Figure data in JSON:
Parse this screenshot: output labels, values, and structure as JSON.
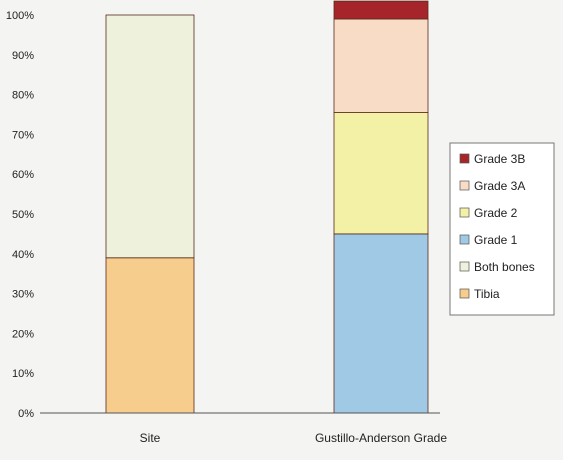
{
  "chart_data": {
    "type": "bar",
    "stacked": true,
    "categories": [
      "Site",
      "Gustillo-Anderson Grade"
    ],
    "ylim": [
      0,
      100
    ],
    "y_ticks": [
      "0%",
      "10%",
      "20%",
      "30%",
      "40%",
      "50%",
      "60%",
      "70%",
      "80%",
      "90%",
      "100%"
    ],
    "series": [
      {
        "name": "Tibia",
        "color": "#f6cd8c",
        "values": [
          39,
          0
        ]
      },
      {
        "name": "Both bones",
        "color": "#eef1dc",
        "values": [
          61,
          0
        ]
      },
      {
        "name": "Grade 1",
        "color": "#9fc9e4",
        "values": [
          0,
          45
        ]
      },
      {
        "name": "Grade 2",
        "color": "#f3f1a6",
        "values": [
          0,
          30.5
        ]
      },
      {
        "name": "Grade 3A",
        "color": "#f8dcc6",
        "values": [
          0,
          23.5
        ]
      },
      {
        "name": "Grade 3B",
        "color": "#a5252b",
        "values": [
          0,
          4.5
        ]
      }
    ],
    "legend": {
      "position": "right",
      "order": [
        "Grade 3B",
        "Grade 3A",
        "Grade 2",
        "Grade 1",
        "Both bones",
        "Tibia"
      ]
    },
    "grid": false
  }
}
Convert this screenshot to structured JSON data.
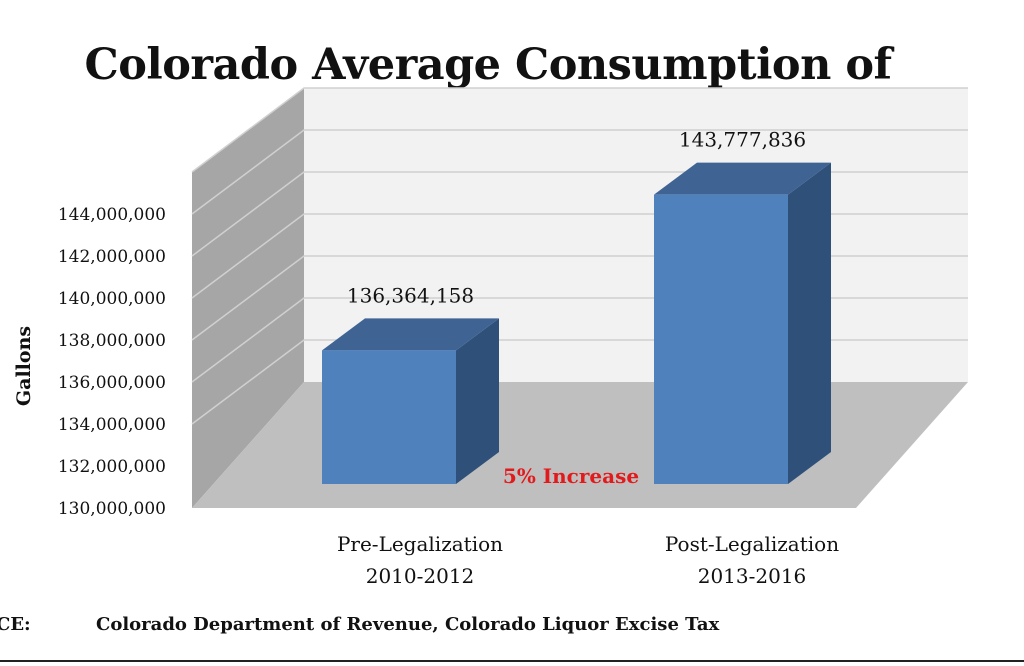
{
  "chart_data": {
    "type": "bar",
    "title": "Colorado Average Consumption of Alcohol",
    "ylabel": "Gallons",
    "categories": [
      [
        "Pre-Legalization",
        "2010-2012"
      ],
      [
        "Post-Legalization",
        "2013-2016"
      ]
    ],
    "values": [
      136364158,
      143777836
    ],
    "value_labels": [
      "136,364,158",
      "143,777,836"
    ],
    "ylim": [
      130000000,
      146000000
    ],
    "y_ticks": [
      130000000,
      132000000,
      134000000,
      136000000,
      138000000,
      140000000,
      142000000,
      144000000
    ],
    "y_tick_labels": [
      "130,000,000",
      "132,000,000",
      "134,000,000",
      "136,000,000",
      "138,000,000",
      "140,000,000",
      "142,000,000",
      "144,000,000"
    ],
    "annotation": "5% Increase",
    "style": "3d-column",
    "grid": true,
    "colors": {
      "bar_front": "#4F81BD",
      "bar_top": "#3F6494",
      "bar_side": "#2F5079",
      "back_wall": "#F2F2F2",
      "side_wall": "#A6A6A6",
      "floor": "#BFBFBF",
      "annotation": "#E31A1C"
    }
  },
  "source": {
    "label": "CE:",
    "text": "Colorado Department of Revenue, Colorado Liquor Excise Tax"
  }
}
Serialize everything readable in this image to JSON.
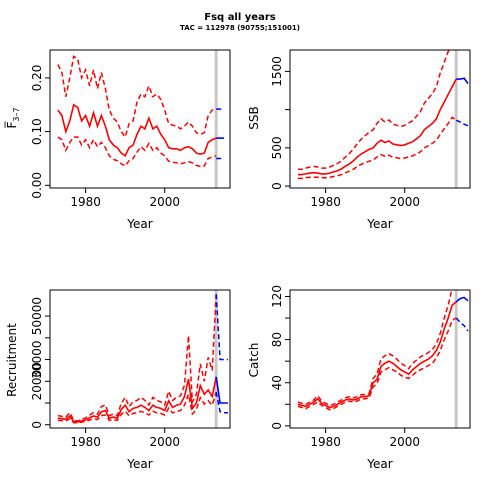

WHAT TO WORK ON:
Take the line that contains "Convert this screenshot" and all lines after it to the end of the material above, and copy them verbatim without any images.

REPLY TO THE TASK:
Convert this screenshot to structured JSON data.
{
  "chart_data": {
    "type": "bar",
    "title": "Colorado Average Consumption of Alcohol",
    "ylabel": "Gallons",
    "categories": [
      [
        "Pre-Legalization",
        "2010-2012"
      ],
      [
        "Post-Legalization",
        "2013-2016"
      ]
    ],
    "values": [
      136364158,
      143777836
    ],
    "value_labels": [
      "136,364,158",
      "143,777,836"
    ],
    "ylim": [
      130000000,
      146000000
    ],
    "y_ticks": [
      130000000,
      132000000,
      134000000,
      136000000,
      138000000,
      140000000,
      142000000,
      144000000
    ],
    "y_tick_labels": [
      "130,000,000",
      "132,000,000",
      "134,000,000",
      "136,000,000",
      "138,000,000",
      "140,000,000",
      "142,000,000",
      "144,000,000"
    ],
    "annotation": "5% Increase",
    "style": "3d-column",
    "grid": true,
    "colors": {
      "bar_front": "#4F81BD",
      "bar_top": "#3F6494",
      "bar_side": "#2F5079",
      "back_wall": "#F2F2F2",
      "side_wall": "#A6A6A6",
      "floor": "#BFBFBF",
      "annotation": "#E31A1C"
    }
  },
  "source": {
    "label": "CE:",
    "text": "Colorado Department of Revenue, Colorado Liquor Excise Tax"
  }
}
Serialize everything readable in this image to JSON.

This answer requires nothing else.